# Saved data entries
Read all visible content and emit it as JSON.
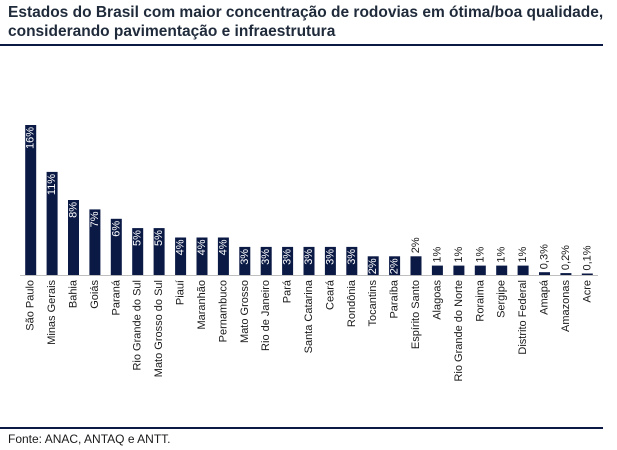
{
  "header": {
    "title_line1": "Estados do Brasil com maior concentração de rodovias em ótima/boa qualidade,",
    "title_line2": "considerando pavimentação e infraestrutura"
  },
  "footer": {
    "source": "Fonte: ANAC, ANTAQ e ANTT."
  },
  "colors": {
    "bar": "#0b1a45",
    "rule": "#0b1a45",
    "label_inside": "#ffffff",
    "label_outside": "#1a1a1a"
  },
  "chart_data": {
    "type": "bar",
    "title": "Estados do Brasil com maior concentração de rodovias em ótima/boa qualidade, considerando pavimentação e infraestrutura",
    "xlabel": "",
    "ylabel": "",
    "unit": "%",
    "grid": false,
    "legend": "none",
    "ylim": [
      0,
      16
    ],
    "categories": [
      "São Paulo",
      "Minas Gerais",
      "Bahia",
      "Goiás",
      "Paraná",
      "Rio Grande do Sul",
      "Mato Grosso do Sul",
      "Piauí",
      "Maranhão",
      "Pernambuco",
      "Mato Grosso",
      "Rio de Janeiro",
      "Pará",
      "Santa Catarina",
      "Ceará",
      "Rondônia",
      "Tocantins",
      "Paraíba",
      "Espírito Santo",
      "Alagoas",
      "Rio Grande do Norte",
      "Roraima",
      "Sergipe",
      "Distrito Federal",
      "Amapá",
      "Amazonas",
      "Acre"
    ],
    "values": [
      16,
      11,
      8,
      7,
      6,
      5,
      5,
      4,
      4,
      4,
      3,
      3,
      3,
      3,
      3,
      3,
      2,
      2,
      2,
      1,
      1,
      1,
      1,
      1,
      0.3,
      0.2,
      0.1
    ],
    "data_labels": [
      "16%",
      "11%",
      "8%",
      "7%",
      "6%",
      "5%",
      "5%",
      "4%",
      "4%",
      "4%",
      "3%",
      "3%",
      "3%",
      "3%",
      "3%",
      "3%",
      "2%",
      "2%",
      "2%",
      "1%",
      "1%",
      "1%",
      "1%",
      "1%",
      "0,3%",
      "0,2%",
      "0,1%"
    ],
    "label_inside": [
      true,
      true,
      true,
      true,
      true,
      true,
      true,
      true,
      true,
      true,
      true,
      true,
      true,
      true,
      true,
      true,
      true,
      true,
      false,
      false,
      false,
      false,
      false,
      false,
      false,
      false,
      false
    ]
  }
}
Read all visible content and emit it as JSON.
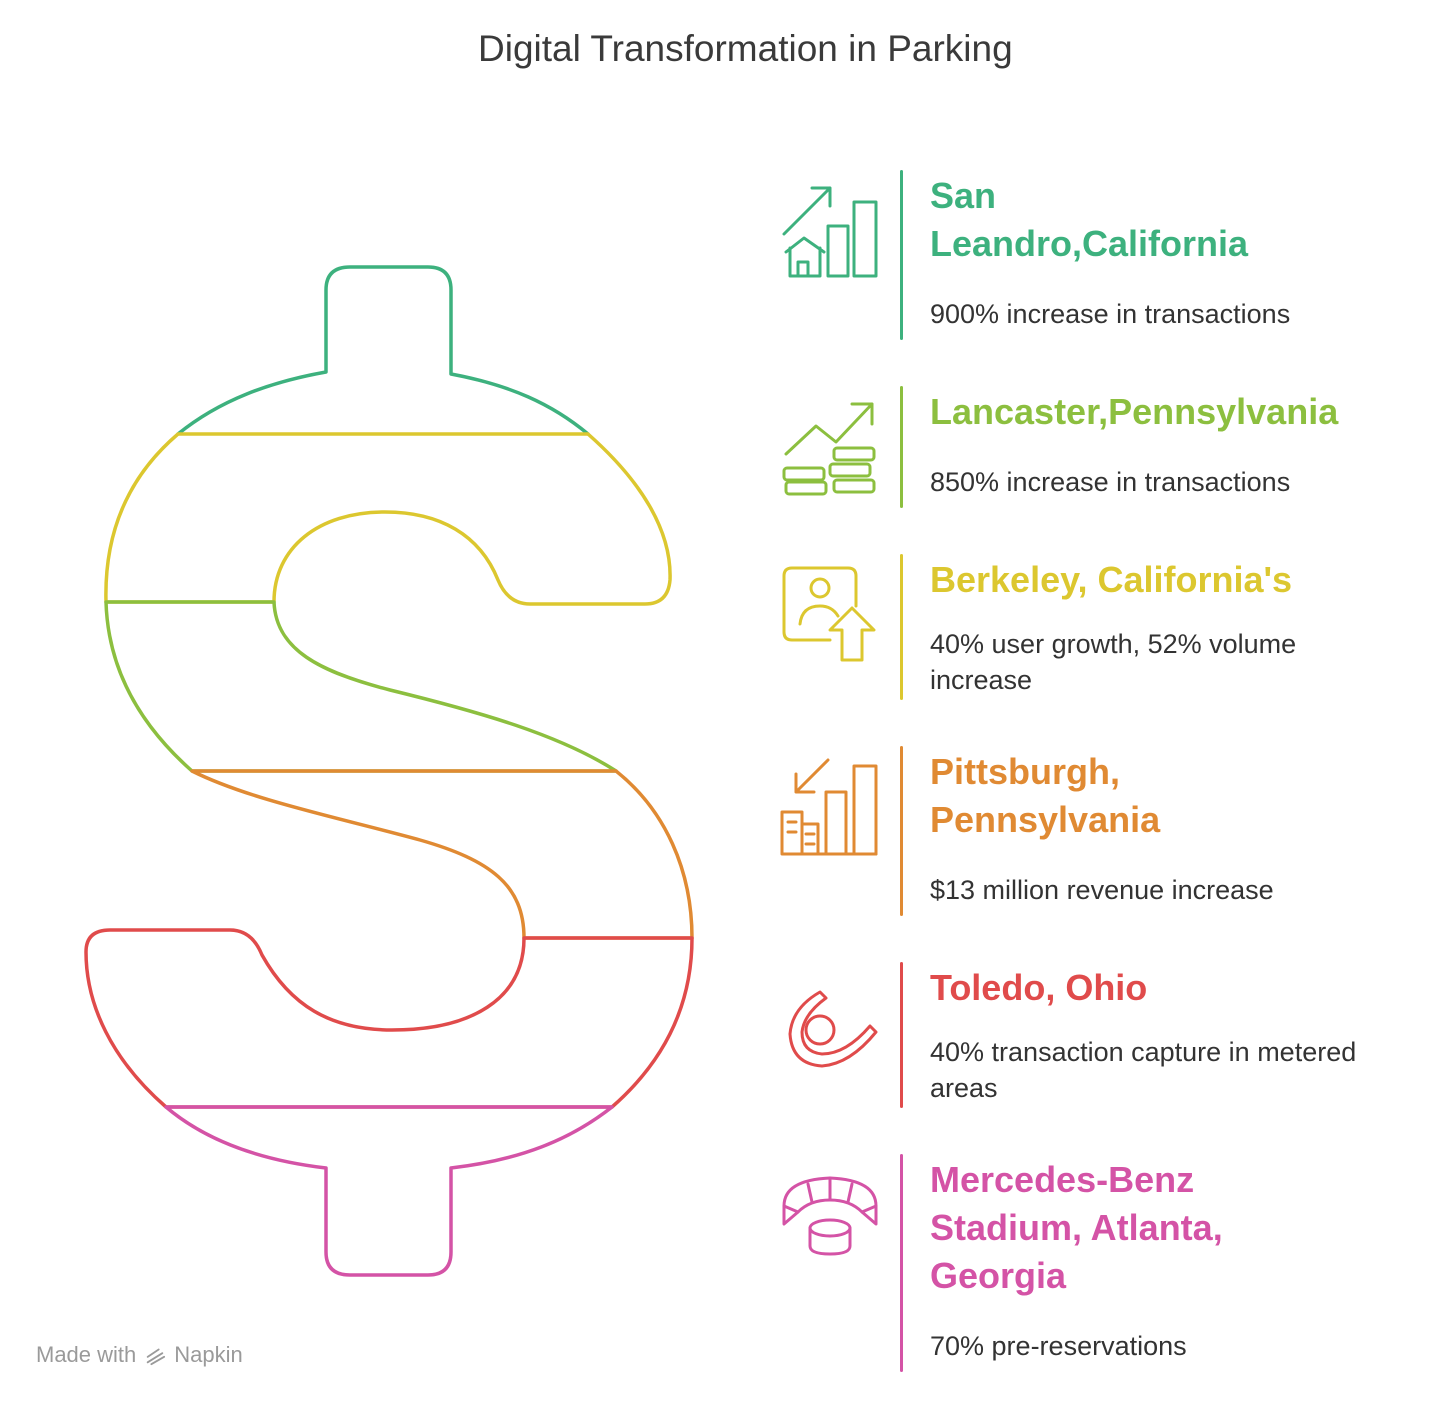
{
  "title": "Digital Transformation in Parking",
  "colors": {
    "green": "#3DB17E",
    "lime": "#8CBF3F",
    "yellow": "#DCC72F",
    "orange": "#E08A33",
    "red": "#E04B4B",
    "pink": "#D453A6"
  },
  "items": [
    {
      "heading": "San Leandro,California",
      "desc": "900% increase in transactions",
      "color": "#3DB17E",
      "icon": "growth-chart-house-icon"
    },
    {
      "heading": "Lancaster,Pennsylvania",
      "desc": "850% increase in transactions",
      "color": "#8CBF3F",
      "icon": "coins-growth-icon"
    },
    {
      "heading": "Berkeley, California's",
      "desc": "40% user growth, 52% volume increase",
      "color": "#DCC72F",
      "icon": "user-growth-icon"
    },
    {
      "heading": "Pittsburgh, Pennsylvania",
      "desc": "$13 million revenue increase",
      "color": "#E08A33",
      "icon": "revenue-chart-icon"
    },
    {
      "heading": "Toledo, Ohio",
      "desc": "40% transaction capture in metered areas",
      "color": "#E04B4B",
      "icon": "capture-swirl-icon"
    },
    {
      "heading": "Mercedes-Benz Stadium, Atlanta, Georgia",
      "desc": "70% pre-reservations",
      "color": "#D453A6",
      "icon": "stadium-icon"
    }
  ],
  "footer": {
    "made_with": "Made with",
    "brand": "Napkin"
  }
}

...

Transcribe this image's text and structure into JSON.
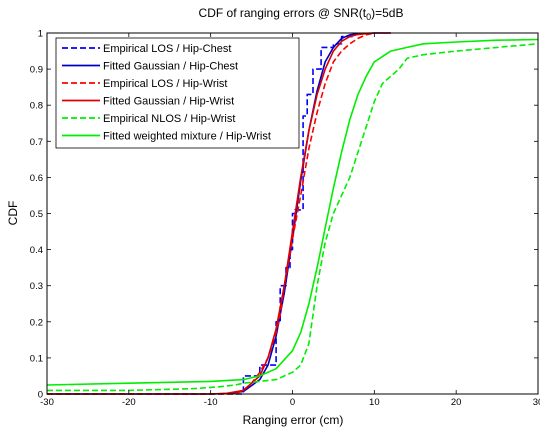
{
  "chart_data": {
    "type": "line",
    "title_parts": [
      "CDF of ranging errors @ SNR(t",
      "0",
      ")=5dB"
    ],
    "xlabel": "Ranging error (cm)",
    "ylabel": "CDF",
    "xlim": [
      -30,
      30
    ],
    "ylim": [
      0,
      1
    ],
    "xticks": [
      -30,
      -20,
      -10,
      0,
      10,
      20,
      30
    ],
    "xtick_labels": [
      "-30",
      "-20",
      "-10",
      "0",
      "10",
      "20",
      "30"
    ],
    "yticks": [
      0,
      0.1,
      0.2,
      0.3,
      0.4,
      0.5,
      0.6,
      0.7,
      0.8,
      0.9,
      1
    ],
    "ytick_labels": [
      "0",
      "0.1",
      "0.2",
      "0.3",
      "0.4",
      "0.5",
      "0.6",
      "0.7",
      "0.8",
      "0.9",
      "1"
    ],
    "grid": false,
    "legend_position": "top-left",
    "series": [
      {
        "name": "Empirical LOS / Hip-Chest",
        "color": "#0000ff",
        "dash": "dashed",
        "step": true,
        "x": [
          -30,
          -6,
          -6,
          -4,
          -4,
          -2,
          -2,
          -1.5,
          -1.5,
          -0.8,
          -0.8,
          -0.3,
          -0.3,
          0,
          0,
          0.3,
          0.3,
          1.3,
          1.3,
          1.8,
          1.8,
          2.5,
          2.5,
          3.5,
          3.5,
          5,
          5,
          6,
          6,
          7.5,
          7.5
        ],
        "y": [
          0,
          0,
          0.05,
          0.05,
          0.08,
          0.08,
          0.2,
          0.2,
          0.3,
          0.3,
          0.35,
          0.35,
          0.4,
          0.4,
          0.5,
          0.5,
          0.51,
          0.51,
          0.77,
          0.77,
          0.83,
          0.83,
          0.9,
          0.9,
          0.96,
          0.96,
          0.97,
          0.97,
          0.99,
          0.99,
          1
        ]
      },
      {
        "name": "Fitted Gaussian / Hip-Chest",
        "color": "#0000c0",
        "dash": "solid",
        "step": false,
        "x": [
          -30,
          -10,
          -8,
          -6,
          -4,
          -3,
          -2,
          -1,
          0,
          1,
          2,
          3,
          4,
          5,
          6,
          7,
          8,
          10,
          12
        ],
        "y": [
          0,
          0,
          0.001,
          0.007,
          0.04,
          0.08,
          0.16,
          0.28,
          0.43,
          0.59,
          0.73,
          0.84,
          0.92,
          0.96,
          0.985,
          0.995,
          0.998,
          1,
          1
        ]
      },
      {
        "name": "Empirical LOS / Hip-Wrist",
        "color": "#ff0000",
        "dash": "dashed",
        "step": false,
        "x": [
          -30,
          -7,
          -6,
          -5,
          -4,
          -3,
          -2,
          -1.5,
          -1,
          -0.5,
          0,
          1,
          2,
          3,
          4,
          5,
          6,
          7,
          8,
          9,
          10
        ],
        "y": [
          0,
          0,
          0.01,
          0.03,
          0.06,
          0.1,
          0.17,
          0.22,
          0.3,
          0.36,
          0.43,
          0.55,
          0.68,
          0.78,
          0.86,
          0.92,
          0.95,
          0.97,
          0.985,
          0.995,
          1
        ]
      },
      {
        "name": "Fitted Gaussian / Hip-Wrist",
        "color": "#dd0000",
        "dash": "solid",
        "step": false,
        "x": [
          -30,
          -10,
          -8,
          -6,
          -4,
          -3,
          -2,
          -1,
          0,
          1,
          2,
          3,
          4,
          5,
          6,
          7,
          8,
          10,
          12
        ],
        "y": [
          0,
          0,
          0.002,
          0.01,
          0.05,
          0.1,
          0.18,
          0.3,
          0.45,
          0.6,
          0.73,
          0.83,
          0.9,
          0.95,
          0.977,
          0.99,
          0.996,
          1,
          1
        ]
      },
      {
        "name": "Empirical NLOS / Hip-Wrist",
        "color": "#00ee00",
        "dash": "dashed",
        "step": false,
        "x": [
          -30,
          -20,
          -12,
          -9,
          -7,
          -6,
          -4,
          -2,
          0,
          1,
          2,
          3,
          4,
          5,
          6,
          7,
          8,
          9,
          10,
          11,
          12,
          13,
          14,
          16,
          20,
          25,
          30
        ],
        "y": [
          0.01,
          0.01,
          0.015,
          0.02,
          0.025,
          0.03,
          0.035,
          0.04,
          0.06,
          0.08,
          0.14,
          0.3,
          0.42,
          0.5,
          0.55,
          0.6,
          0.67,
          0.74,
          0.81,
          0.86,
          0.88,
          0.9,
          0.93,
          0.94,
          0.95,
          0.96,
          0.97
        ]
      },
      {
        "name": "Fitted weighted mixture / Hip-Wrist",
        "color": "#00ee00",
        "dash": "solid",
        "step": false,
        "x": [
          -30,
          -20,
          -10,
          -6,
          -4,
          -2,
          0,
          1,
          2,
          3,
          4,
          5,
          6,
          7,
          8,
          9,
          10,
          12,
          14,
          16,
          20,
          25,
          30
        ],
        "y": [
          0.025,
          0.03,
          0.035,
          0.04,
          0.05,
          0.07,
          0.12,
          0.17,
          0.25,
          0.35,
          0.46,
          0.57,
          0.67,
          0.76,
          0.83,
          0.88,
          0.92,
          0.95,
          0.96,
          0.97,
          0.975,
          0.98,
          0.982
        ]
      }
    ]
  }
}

# To be done
Return every line holding the word "Pennsylvania" from the records.

# Result below
      "heading": "Lancaster,Pennsylvania",
      "heading": "Pittsburgh, Pennsylvania",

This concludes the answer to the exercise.